THE TASK → Give the number of lines in this listing that contain the word "spugnoso", and nothing else.
━━━━━ DATASET EXTRACT ━━━━━
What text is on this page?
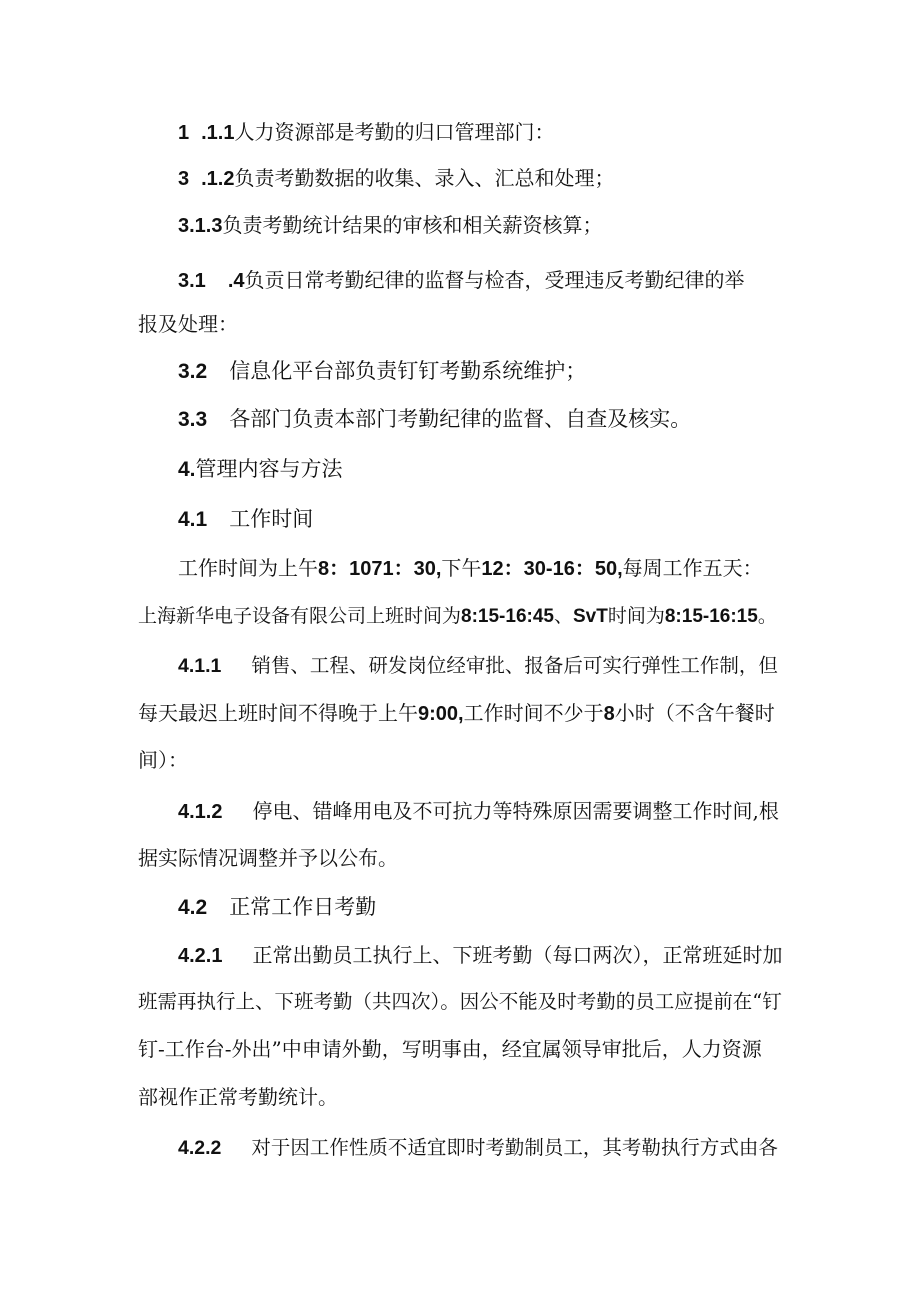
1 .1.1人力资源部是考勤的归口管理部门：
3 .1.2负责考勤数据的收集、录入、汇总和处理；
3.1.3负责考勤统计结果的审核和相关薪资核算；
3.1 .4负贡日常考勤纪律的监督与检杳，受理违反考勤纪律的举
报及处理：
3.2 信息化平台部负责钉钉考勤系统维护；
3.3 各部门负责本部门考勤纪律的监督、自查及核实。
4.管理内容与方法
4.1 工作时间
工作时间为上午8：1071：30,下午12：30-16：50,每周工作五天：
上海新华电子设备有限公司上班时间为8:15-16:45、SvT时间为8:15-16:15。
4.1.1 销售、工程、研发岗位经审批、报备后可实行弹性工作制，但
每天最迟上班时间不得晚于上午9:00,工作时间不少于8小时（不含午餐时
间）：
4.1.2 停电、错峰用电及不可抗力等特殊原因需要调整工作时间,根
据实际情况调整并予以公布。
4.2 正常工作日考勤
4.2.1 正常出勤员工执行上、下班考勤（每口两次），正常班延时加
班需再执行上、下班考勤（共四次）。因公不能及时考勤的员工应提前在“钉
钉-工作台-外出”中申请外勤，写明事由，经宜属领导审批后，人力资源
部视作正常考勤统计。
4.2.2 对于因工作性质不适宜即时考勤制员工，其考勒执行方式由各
━━━━━
━━━━━ DATASET EXTRACT ━━━━━
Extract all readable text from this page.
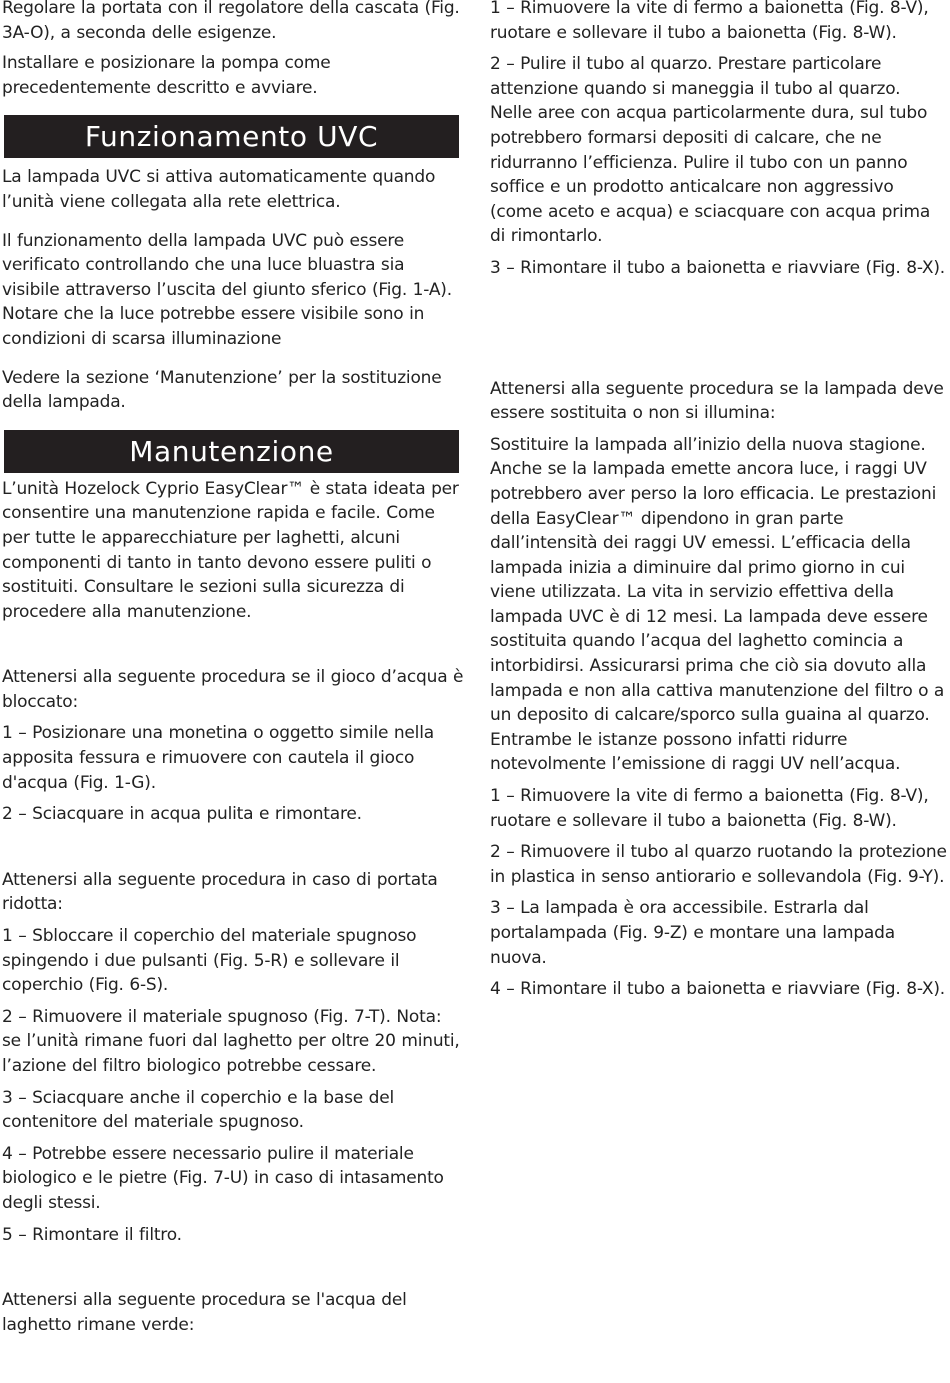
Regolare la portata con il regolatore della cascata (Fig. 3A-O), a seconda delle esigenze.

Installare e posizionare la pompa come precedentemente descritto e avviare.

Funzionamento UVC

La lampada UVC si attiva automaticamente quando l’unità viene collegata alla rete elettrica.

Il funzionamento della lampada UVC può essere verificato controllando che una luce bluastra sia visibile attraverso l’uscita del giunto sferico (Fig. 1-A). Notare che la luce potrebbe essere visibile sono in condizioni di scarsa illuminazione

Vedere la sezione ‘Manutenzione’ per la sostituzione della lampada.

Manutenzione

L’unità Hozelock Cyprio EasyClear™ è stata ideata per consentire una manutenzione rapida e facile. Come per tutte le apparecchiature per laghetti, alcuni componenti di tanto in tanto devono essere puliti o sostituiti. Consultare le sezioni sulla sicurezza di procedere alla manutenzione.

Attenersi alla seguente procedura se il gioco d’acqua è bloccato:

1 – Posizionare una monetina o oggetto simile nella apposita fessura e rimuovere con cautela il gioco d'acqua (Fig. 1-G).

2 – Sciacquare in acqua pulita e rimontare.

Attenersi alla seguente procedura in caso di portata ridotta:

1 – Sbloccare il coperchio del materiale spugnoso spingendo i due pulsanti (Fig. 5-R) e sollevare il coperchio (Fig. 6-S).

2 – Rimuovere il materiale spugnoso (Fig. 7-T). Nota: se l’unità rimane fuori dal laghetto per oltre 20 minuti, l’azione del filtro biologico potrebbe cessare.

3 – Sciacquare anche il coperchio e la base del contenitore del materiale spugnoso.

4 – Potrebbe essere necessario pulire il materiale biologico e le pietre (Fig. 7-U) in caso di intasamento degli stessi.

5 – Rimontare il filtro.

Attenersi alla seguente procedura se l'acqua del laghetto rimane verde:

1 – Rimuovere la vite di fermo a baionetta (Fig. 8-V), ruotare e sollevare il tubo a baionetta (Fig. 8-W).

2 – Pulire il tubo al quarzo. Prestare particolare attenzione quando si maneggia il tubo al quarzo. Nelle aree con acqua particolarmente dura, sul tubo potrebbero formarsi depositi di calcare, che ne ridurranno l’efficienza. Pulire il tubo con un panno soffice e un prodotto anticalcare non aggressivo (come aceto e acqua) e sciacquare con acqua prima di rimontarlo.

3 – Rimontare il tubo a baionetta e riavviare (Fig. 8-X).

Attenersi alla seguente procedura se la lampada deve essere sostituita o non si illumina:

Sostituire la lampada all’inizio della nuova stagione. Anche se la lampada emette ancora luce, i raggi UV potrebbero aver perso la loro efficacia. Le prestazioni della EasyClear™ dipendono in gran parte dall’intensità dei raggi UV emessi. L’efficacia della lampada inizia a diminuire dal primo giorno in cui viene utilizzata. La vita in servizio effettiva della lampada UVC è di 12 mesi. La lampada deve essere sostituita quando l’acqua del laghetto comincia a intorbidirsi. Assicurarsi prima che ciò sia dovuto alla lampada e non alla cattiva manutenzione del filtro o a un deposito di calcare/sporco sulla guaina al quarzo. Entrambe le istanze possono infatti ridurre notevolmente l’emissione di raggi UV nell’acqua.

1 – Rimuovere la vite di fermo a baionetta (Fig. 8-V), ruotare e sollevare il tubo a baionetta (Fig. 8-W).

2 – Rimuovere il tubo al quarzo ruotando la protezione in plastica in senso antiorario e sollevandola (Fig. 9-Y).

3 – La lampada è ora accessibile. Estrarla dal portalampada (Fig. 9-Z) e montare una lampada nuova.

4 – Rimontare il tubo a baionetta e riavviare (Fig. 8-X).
━━━━━
TASK RESULT → 3